— Begin Input material —

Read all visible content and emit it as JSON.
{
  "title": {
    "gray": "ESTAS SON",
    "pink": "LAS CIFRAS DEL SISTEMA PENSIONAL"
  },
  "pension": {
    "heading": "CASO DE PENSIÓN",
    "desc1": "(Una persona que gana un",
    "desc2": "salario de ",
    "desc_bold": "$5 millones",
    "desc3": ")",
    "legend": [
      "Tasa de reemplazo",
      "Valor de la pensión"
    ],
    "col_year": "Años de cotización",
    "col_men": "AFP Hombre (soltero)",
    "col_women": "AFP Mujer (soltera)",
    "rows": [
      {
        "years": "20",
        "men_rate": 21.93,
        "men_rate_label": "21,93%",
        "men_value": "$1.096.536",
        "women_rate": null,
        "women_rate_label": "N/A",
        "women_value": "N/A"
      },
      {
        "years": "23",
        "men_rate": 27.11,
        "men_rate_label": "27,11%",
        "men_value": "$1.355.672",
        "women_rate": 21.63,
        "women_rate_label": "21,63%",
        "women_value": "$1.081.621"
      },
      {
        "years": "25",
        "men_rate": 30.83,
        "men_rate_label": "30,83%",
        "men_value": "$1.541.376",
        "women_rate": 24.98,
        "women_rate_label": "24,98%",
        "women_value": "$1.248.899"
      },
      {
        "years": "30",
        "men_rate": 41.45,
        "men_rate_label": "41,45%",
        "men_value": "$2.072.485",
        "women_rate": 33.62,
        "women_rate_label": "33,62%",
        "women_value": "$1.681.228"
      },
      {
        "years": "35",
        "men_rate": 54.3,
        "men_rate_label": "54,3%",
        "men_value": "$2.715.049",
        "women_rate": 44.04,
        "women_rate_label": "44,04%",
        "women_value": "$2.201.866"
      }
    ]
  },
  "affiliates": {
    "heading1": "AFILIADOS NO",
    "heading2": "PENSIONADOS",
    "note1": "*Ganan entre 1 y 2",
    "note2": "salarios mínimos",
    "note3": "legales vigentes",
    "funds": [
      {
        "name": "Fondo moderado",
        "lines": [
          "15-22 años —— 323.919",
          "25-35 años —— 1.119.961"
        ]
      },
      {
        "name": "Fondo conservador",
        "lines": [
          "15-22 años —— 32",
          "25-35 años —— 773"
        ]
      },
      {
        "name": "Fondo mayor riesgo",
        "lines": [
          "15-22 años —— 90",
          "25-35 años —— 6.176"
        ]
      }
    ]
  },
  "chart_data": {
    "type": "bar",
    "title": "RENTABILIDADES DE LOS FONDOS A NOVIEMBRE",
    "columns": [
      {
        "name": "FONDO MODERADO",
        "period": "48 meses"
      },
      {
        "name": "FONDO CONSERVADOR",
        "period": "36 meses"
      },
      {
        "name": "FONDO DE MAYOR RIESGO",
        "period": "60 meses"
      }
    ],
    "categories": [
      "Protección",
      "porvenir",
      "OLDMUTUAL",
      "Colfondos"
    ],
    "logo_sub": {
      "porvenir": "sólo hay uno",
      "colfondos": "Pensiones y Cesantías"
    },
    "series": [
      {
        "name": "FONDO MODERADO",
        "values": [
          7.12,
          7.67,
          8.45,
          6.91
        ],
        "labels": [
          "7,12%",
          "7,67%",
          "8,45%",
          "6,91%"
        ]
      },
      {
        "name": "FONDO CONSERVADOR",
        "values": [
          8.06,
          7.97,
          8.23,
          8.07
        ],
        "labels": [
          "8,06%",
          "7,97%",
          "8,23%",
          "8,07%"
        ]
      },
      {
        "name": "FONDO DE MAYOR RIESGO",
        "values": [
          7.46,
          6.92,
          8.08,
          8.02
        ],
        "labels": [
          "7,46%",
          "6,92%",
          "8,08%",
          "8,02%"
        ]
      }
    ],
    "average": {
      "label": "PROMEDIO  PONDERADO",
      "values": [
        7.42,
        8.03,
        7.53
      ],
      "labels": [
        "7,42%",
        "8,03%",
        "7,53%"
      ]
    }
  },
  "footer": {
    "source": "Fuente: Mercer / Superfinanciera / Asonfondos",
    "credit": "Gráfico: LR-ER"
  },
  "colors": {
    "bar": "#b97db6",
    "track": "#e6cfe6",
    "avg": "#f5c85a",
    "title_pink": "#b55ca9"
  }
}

— End Input material —

__Written problem__: Copy all lines of the listing above that contain the string "meses".

__Answer below__:
        "period": "48 meses"
        "period": "36 meses"
        "period": "60 meses"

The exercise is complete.